- **WHAT THE TASK ASKS**: Quote the data below in full, please, without altering anything.

- **INPUT DATA**:
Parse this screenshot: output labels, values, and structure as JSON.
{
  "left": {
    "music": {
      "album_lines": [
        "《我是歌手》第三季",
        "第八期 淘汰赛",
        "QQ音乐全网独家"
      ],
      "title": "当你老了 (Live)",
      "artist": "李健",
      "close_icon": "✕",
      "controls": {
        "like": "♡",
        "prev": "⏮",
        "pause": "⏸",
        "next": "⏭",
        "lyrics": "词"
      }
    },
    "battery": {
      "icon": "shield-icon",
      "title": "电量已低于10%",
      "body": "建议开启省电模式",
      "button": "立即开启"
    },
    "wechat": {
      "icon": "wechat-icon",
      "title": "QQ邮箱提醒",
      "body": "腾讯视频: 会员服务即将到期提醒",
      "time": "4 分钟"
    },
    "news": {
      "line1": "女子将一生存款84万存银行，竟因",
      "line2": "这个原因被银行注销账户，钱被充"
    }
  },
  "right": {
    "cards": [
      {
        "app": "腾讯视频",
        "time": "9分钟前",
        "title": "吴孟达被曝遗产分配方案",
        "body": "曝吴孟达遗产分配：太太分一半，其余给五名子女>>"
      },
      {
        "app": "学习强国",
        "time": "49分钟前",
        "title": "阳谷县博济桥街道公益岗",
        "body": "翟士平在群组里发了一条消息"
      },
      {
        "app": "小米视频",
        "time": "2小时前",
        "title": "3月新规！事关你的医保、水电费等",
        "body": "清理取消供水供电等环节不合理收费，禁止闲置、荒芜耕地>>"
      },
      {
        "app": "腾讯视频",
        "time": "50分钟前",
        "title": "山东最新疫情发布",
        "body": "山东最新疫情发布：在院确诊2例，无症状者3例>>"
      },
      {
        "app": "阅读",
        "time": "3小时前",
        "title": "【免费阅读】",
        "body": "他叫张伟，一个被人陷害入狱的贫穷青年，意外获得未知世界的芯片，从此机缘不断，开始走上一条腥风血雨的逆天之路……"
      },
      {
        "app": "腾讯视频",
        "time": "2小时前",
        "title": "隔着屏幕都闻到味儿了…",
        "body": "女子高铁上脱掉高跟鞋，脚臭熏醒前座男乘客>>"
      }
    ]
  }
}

- **EXERCISE SOLUTION**:
Parse this screenshot: output labels, values, and structure as JSON.
{
  "left": {
    "music": {
      "album_lines": [
        "《我是歌手》第三季",
        "第八期 淘汰赛",
        "QQ音乐全网独家"
      ],
      "title": "当你老了 (Live)",
      "artist": "李健",
      "close_icon": "✕",
      "controls": {
        "like": "♡",
        "prev": "⏮",
        "pause": "⏸",
        "next": "⏭",
        "lyrics": "词"
      }
    },
    "battery": {
      "icon": "shield-icon",
      "title": "电量已低于10%",
      "body": "建议开启省电模式",
      "button": "立即开启"
    },
    "wechat": {
      "icon": "wechat-icon",
      "title": "QQ邮箱提醒",
      "body": "腾讯视频: 会员服务即将到期提醒",
      "time": "4 分钟"
    },
    "news": {
      "line1": "女子将一生存款84万存银行，竟因",
      "line2": "这个原因被银行注销账户，钱被充"
    }
  },
  "right": {
    "cards": [
      {
        "app": "腾讯视频",
        "time": "9分钟前",
        "title": "吴孟达被曝遗产分配方案",
        "body": "曝吴孟达遗产分配：太太分一半，其余给五名子女>>"
      },
      {
        "app": "学习强国",
        "time": "49分钟前",
        "title": "阳谷县博济桥街道公益岗",
        "body": "翟士平在群组里发了一条消息"
      },
      {
        "app": "小米视频",
        "time": "2小时前",
        "title": "3月新规！事关你的医保、水电费等",
        "body": "清理取消供水供电等环节不合理收费，禁止闲置、荒芜耕地>>"
      },
      {
        "app": "腾讯视频",
        "time": "50分钟前",
        "title": "山东最新疫情发布",
        "body": "山东最新疫情发布：在院确诊2例，无症状者3例>>"
      },
      {
        "app": "阅读",
        "time": "3小时前",
        "title": "【免费阅读】",
        "body": "他叫张伟，一个被人陷害入狱的贫穷青年，意外获得未知世界的芯片，从此机缘不断，开始走上一条腥风血雨的逆天之路……"
      },
      {
        "app": "腾讯视频",
        "time": "2小时前",
        "title": "隔着屏幕都闻到味儿了…",
        "body": "女子高铁上脱掉高跟鞋，脚臭熏醒前座男乘客>>"
      }
    ]
  }
}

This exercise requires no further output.